-- Stored data --
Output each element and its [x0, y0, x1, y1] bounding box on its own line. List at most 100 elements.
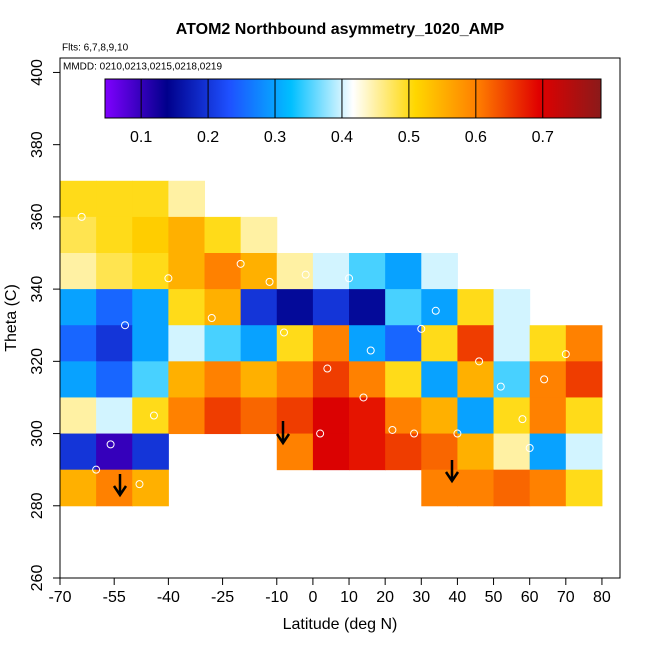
- x-tick-label: 30: [412, 589, 430, 606]
- sample-point: [366, 346, 375, 355]
- sample-point: [164, 274, 173, 283]
- heat-cell: [168, 216, 206, 254]
- heat-cell: [132, 216, 169, 254]
- heat-cell: [385, 433, 422, 471]
- x-tick-label: 40: [449, 589, 467, 606]
- heat-cell: [204, 253, 242, 290]
- heat-cell: [457, 433, 495, 471]
- plot-frame: [59, 57, 621, 579]
- x-tick-label: 70: [557, 589, 575, 606]
- heat-cell: [132, 433, 169, 471]
- heat-cell: [276, 325, 314, 362]
- sample-point: [475, 357, 484, 366]
- heat-cell: [565, 325, 603, 362]
- heat-cell: [565, 397, 603, 435]
- heat-cell: [60, 433, 97, 471]
- sample-point: [431, 306, 440, 315]
- heat-cell: [312, 325, 350, 362]
- heat-cell: [132, 253, 169, 290]
- sample-point: [135, 480, 144, 489]
- heat-cell: [204, 325, 242, 362]
- y-axis-label: Theta (C): [3, 284, 20, 352]
- heat-cell: [132, 180, 169, 218]
- heat-cell: [96, 216, 133, 254]
- sample-point: [417, 324, 426, 333]
- colorbar-tick-label: 0.1: [130, 129, 152, 146]
- heat-cell: [60, 469, 97, 507]
- sample-point: [149, 411, 158, 420]
- heat-cell: [349, 397, 386, 435]
- x-tick-label: -25: [211, 589, 234, 606]
- heat-cell: [276, 289, 314, 326]
- heat-cell: [240, 361, 278, 398]
- heat-cell: [493, 361, 531, 398]
- heat-cell: [204, 361, 242, 398]
- heat-cell: [421, 253, 458, 290]
- heat-cell: [276, 253, 314, 290]
- heat-cell: [385, 289, 422, 326]
- heat-cell: [168, 361, 206, 398]
- y-tick-label: 260: [29, 565, 46, 592]
- x-tick-label: -40: [157, 589, 180, 606]
- x-tick-label: -70: [48, 589, 71, 606]
- heat-cell: [349, 361, 386, 398]
- heat-cell: [529, 433, 567, 471]
- heat-cell: [60, 361, 97, 398]
- heat-cell: [421, 289, 458, 326]
- sample-point: [453, 429, 462, 438]
- y-tick-label: 380: [29, 131, 46, 158]
- annotation: MMDD: 0210,0213,0215,0218,0219: [63, 62, 222, 73]
- heat-cell: [60, 325, 97, 362]
- heat-cell: [60, 253, 97, 290]
- y-tick-label: 300: [29, 420, 46, 447]
- sample-point: [301, 270, 310, 279]
- heat-cell: [60, 289, 97, 326]
- heat-cell: [385, 253, 422, 290]
- sample-point: [525, 444, 534, 452]
- heat-cell: [240, 289, 278, 326]
- sample-point: [496, 382, 505, 391]
- sample-point: [121, 321, 130, 330]
- heat-cell: [204, 397, 242, 435]
- heat-cell: [529, 469, 567, 507]
- subtitle: Flts: 6,7,8,9,10: [62, 43, 129, 54]
- x-tick-label: -55: [103, 589, 126, 606]
- heat-cell: [168, 253, 206, 290]
- y-tick-label: 280: [29, 492, 46, 519]
- x-tick-label: -10: [265, 589, 288, 606]
- colorbar-tick-label: 0.6: [465, 129, 487, 146]
- sample-point: [323, 364, 332, 373]
- heat-cell: [60, 397, 97, 435]
- colorbar-tick-label: 0.7: [532, 129, 554, 146]
- heat-cell: [96, 180, 133, 218]
- heat-cell: [168, 325, 206, 362]
- heat-cell: [312, 289, 350, 326]
- sample-point: [388, 425, 397, 434]
- x-tick-label: 10: [340, 589, 358, 606]
- sample-point: [280, 328, 288, 337]
- colorbar: [104, 78, 602, 119]
- heat-cell: [529, 325, 567, 362]
- x-tick-label: 60: [521, 589, 539, 606]
- sample-point: [410, 429, 419, 438]
- heat-cell: [385, 361, 422, 398]
- sample-point: [518, 415, 527, 424]
- sample-point: [561, 350, 570, 359]
- heat-cell: [240, 325, 278, 362]
- heat-cell: [493, 289, 531, 326]
- y-tick-label: 340: [29, 276, 46, 303]
- y-tick-label: 320: [29, 348, 46, 375]
- arrows: [112, 421, 460, 498]
- x-tick-label: 20: [376, 589, 394, 606]
- heat-cell: [457, 469, 495, 507]
- heat-cell: [565, 433, 603, 471]
- heat-cell: [312, 433, 350, 471]
- heat-cell: [493, 397, 531, 435]
- heat-cell: [457, 325, 495, 362]
- heat-cell: [168, 180, 206, 218]
- sample-point: [236, 259, 245, 268]
- arrow: [112, 474, 128, 498]
- heat-cell: [96, 253, 133, 290]
- colorbar-tick-label: 0.4: [331, 129, 353, 146]
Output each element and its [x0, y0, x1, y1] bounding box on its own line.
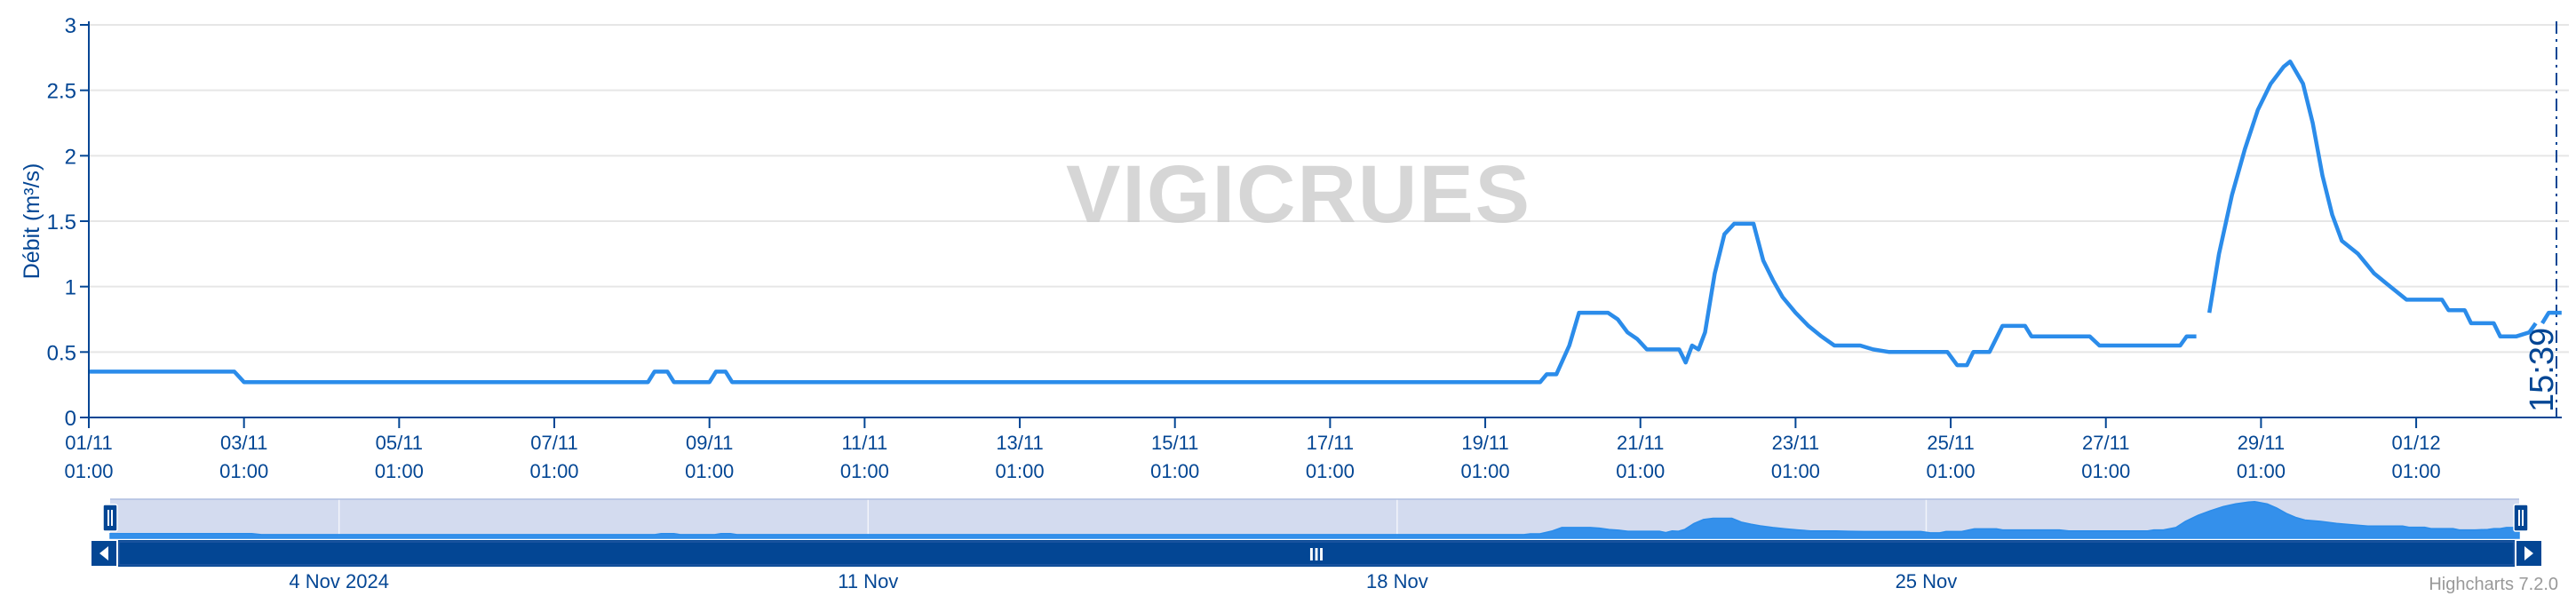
x-tick-label-time: 01:00	[1461, 460, 1510, 482]
navigator-area	[109, 500, 2520, 539]
navigator-date-label: 18 Nov	[1366, 570, 1428, 592]
y-tick-label: 1	[65, 276, 76, 300]
y-tick-label: 0	[65, 407, 76, 431]
navigator-date-label: 4 Nov 2024	[289, 570, 389, 592]
navigator-left-handle[interactable]	[102, 504, 118, 532]
x-tick-label-time: 01:00	[996, 460, 1045, 482]
flow-series[interactable]	[89, 60, 2562, 385]
navigator-date-label: 11 Nov	[838, 570, 898, 592]
x-tick-label-date: 07/11	[530, 432, 577, 454]
x-tick-label-time: 01:00	[2081, 460, 2130, 482]
scrollbar-grip: III	[1309, 545, 1324, 565]
x-tick-label-date: 13/11	[996, 432, 1043, 454]
scrollbar-thumb[interactable]: III	[118, 541, 2515, 566]
x-tick-label-date: 19/11	[1461, 432, 1508, 454]
x-tick-label-time: 01:00	[529, 460, 578, 482]
x-tick-label-date: 17/11	[1307, 432, 1354, 454]
x-tick-label-date: 11/11	[841, 432, 887, 454]
x-tick-label-time: 01:00	[1306, 460, 1355, 482]
y-axis-title: Débit (m³/s)	[20, 163, 44, 280]
navigator-date-label: 25 Nov	[1896, 570, 1958, 592]
x-tick-label-date: 01/12	[2392, 432, 2441, 454]
x-tick-label-time: 01:00	[1150, 460, 1199, 482]
x-tick-label-date: 15/11	[1151, 432, 1198, 454]
x-tick-label-time: 01:00	[64, 460, 113, 482]
x-tick-label-date: 05/11	[376, 432, 423, 454]
navigator[interactable]: III 4 Nov 2024 11 Nov 18 Nov 25 Nov	[90, 498, 2543, 592]
x-tick-label-date: 25/11	[1927, 432, 1974, 454]
x-tick-label-time: 01:00	[219, 460, 268, 482]
series-line-segment[interactable]	[89, 221, 2197, 385]
y-gridlines	[89, 24, 2569, 354]
y-tick-label: 2	[65, 145, 76, 169]
watermark-text: VIGICRUES	[1066, 149, 1531, 240]
x-tick-label-time: 01:00	[1771, 460, 1820, 482]
x-tick-label-date: 01/11	[65, 432, 112, 454]
x-tick-label-date: 03/11	[220, 432, 267, 454]
x-tick-label-date: 23/11	[1772, 432, 1819, 454]
x-tick-label-date: 29/11	[2238, 432, 2285, 454]
credits-text[interactable]: Highcharts 7.2.0	[2429, 575, 2558, 594]
x-tick-label-time: 01:00	[375, 460, 424, 482]
x-tick-label-time: 01:00	[1927, 460, 1976, 482]
y-tick-label: 1.5	[47, 211, 76, 234]
scrollbar-right-arrow[interactable]	[2515, 539, 2543, 568]
x-tick-label-date: 27/11	[2082, 432, 2129, 454]
y-tick-label: 2.5	[47, 80, 76, 104]
scrollbar-left-arrow[interactable]	[90, 539, 118, 568]
x-tick-label-time: 01:00	[840, 460, 889, 482]
navigator-right-handle[interactable]	[2513, 504, 2529, 532]
series-line-segment[interactable]	[2540, 310, 2562, 325]
x-tick-label-time: 01:00	[1616, 460, 1665, 482]
current-time-label: 15:39	[2524, 328, 2561, 412]
x-tick-label-date: 21/11	[1617, 432, 1664, 454]
x-tick-label-time: 01:00	[685, 460, 734, 482]
series-line-segment[interactable]	[2206, 60, 2538, 338]
x-tick-label-time: 01:00	[2237, 460, 2286, 482]
watermark: VIGICRUES	[1066, 149, 1531, 240]
y-tick-label: 0.5	[47, 341, 76, 365]
y-tick-label: 3	[65, 14, 76, 38]
axes: 0 0.5 1 1.5 2 2.5 3 Débit (m³/s) 01/11 01:00 03/11…	[20, 14, 2562, 482]
x-tick-label-time: 01:00	[2392, 460, 2441, 482]
x-tick-label-date: 09/11	[686, 432, 733, 454]
current-time-marker: 15:39	[2524, 21, 2561, 417]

-- Work to be completed --
Reproduce without alteration every row from the one containing "460, 1510, 482]" down to the one containing "541, 2515, 566]", including both of those rows.

-- Output --
x-tick-label-time: 01:00	[1461, 460, 1510, 482]
navigator-area	[109, 500, 2520, 539]
navigator-date-label: 18 Nov	[1366, 570, 1428, 592]
y-tick-label: 1	[65, 276, 76, 300]
y-tick-label: 0	[65, 407, 76, 431]
navigator-date-label: 4 Nov 2024	[289, 570, 389, 592]
navigator-left-handle[interactable]	[102, 504, 118, 532]
x-tick-label-time: 01:00	[996, 460, 1045, 482]
flow-series[interactable]	[89, 60, 2562, 385]
navigator-date-label: 11 Nov	[838, 570, 898, 592]
x-tick-label-date: 07/11	[530, 432, 577, 454]
x-tick-label-time: 01:00	[2081, 460, 2130, 482]
scrollbar-grip: III	[1309, 545, 1324, 565]
x-tick-label-date: 13/11	[996, 432, 1043, 454]
scrollbar-thumb[interactable]: III	[118, 541, 2515, 566]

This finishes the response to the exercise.